• **Teks Pilihan**:
- - - - -

Bukasanabukasini – Mohon maaf bagi teman - teman yang belum sempat membaca ulasan mengenai Proklamasi Kemerdekaan Republik Indonesia. Karena Blog ini masih baru dibuat, jadi untuk sumber - sumber yang mengenai Proklamasi Kemerdekaan Republik Indonesia sudah kami rangkum dalam sebuah artikel yang tentunya akan sangat menarik bagi teman - teman untuk membaca. Sejarah sangat penting, apalagi Sejarah mengenai bangsa kita, Indonesia. Langsung saja ketopik bahasan. Selamat membaca.
Bukasanabukasini. |
>> Proklamasi Kemerdekaan Republik Indonesia dikumandangkan pada hari Jumat, 17
Agustus 1945, jam 10.00 pagi, di Jln. Pegangsaan Timur No. 56, Jakarta. Setelah
pernyataan kemerdekaan Indonesia, untuk pertama kali secara resmi, bendera
kebangsaan Merah Putih dikibarkan oleh dua orang muda – mudi yang dipimpin oleh
Bapak Latief Hendraningrat. Bendera ini dijahit tangan oleh Ibu Fatmawati
Soekarno. Bendera inilah yang kemudian disebut "Bendera Pusaka".

- - - - -

• **Informasi yang Ditampilkan**:
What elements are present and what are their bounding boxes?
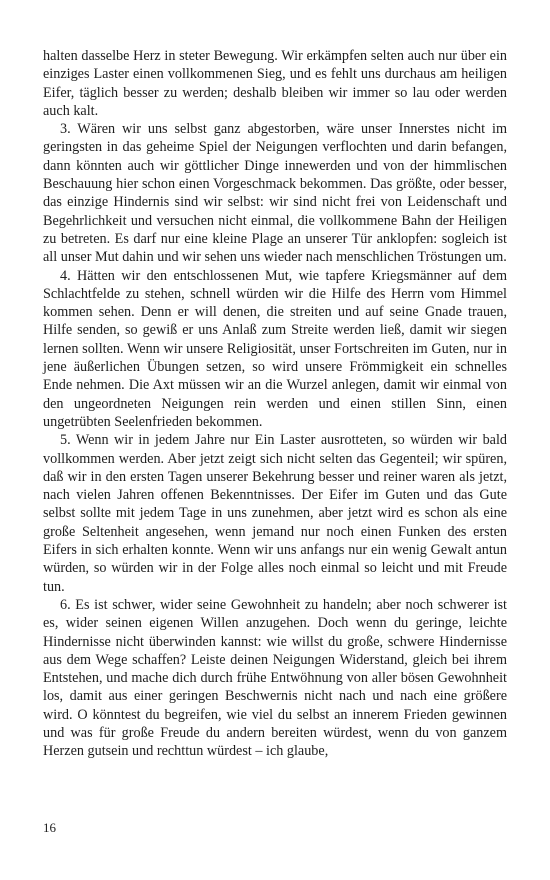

- - - - -

• **Tantangan**:
1 > Sebutkan semua keterangan waktu dan tempat dikumandangkannya Proklamasi Kemerdekaan Republik Indonesia menurut teks pilihan.
2 > Menurut teks pilihan, siapa yang menjahit tangan bendera Merah Putih yang kemudian disebut "Bendera Pusaka"?

• **Jawaban Tiap Tugas**:
1 >
- Hari: Jumat
- Tanggal: 17 Agustus 1945
- Jam: 10.00 pagi
- Tempat: Jln. Pegangsaan Timur No. 56, Jakarta

2 > Bendera itu dijahit tangan oleh Ibu Fatmawati Soekarno.